[Dataset records]
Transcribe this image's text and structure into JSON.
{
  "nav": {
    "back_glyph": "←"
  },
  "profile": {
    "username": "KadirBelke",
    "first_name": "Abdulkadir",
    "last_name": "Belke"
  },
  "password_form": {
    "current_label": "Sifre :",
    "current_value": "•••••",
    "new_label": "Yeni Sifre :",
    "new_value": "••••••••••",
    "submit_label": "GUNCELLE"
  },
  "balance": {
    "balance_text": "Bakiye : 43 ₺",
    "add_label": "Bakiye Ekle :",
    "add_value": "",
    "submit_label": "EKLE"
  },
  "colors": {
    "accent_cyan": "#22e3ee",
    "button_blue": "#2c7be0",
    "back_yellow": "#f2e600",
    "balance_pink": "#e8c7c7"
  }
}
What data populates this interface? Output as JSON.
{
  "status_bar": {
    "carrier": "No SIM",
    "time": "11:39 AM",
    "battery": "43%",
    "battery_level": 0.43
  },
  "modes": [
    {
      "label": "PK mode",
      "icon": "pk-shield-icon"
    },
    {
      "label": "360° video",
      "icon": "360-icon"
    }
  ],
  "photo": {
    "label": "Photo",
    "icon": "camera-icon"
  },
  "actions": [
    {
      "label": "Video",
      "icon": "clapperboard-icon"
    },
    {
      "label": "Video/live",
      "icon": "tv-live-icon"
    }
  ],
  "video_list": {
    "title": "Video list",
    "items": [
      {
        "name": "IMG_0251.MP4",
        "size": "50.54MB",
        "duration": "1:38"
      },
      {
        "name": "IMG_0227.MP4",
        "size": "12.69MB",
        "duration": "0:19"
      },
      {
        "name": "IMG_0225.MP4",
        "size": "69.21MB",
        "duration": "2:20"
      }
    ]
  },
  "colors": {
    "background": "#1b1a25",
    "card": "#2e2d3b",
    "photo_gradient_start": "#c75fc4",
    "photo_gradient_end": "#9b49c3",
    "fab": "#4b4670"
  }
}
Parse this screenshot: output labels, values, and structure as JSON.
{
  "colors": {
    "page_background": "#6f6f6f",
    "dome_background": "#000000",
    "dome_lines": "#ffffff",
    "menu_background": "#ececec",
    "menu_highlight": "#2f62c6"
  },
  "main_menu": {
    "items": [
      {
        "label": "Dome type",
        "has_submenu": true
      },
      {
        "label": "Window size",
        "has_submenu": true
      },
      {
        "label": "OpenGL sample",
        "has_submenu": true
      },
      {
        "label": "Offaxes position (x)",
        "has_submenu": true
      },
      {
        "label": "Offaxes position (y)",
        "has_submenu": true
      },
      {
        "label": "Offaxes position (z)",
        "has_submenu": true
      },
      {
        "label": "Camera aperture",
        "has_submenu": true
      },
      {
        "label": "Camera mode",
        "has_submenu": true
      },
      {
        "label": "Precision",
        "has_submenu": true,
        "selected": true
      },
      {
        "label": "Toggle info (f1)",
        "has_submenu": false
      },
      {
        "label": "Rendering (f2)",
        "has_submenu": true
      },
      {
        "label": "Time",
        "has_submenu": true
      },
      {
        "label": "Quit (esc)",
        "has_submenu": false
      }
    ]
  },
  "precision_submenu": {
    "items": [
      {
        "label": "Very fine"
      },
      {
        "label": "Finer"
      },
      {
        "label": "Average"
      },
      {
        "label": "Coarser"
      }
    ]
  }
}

● **Task to carry out**
Set all of the entries down again, exactly as they were given.

● **The response**
Transcribe this image's text and structure into JSON.
{
  "nav": {
    "back_glyph": "←"
  },
  "profile": {
    "username": "KadirBelke",
    "first_name": "Abdulkadir",
    "last_name": "Belke"
  },
  "password_form": {
    "current_label": "Sifre :",
    "current_value": "•••••",
    "new_label": "Yeni Sifre :",
    "new_value": "••••••••••",
    "submit_label": "GUNCELLE"
  },
  "balance": {
    "balance_text": "Bakiye : 43 ₺",
    "add_label": "Bakiye Ekle :",
    "add_value": "",
    "submit_label": "EKLE"
  },
  "colors": {
    "accent_cyan": "#22e3ee",
    "button_blue": "#2c7be0",
    "back_yellow": "#f2e600",
    "balance_pink": "#e8c7c7"
  }
}
What data populates this interface? Output as JSON.
{
  "status_bar": {
    "carrier": "No SIM",
    "time": "11:39 AM",
    "battery": "43%",
    "battery_level": 0.43
  },
  "modes": [
    {
      "label": "PK mode",
      "icon": "pk-shield-icon"
    },
    {
      "label": "360° video",
      "icon": "360-icon"
    }
  ],
  "photo": {
    "label": "Photo",
    "icon": "camera-icon"
  },
  "actions": [
    {
      "label": "Video",
      "icon": "clapperboard-icon"
    },
    {
      "label": "Video/live",
      "icon": "tv-live-icon"
    }
  ],
  "video_list": {
    "title": "Video list",
    "items": [
      {
        "name": "IMG_0251.MP4",
        "size": "50.54MB",
        "duration": "1:38"
      },
      {
        "name": "IMG_0227.MP4",
        "size": "12.69MB",
        "duration": "0:19"
      },
      {
        "name": "IMG_0225.MP4",
        "size": "69.21MB",
        "duration": "2:20"
      }
    ]
  },
  "colors": {
    "background": "#1b1a25",
    "card": "#2e2d3b",
    "photo_gradient_start": "#c75fc4",
    "photo_gradient_end": "#9b49c3",
    "fab": "#4b4670"
  }
}
Parse this screenshot: output labels, values, and structure as JSON.
{
  "colors": {
    "page_background": "#6f6f6f",
    "dome_background": "#000000",
    "dome_lines": "#ffffff",
    "menu_background": "#ececec",
    "menu_highlight": "#2f62c6"
  },
  "main_menu": {
    "items": [
      {
        "label": "Dome type",
        "has_submenu": true
      },
      {
        "label": "Window size",
        "has_submenu": true
      },
      {
        "label": "OpenGL sample",
        "has_submenu": true
      },
      {
        "label": "Offaxes position (x)",
        "has_submenu": true
      },
      {
        "label": "Offaxes position (y)",
        "has_submenu": true
      },
      {
        "label": "Offaxes position (z)",
        "has_submenu": true
      },
      {
        "label": "Camera aperture",
        "has_submenu": true
      },
      {
        "label": "Camera mode",
        "has_submenu": true
      },
      {
        "label": "Precision",
        "has_submenu": true,
        "selected": true
      },
      {
        "label": "Toggle info (f1)",
        "has_submenu": false
      },
      {
        "label": "Rendering (f2)",
        "has_submenu": true
      },
      {
        "label": "Time",
        "has_submenu": true
      },
      {
        "label": "Quit (esc)",
        "has_submenu": false
      }
    ]
  },
  "precision_submenu": {
    "items": [
      {
        "label": "Very fine"
      },
      {
        "label": "Finer"
      },
      {
        "label": "Average"
      },
      {
        "label": "Coarser"
      }
    ]
  }
}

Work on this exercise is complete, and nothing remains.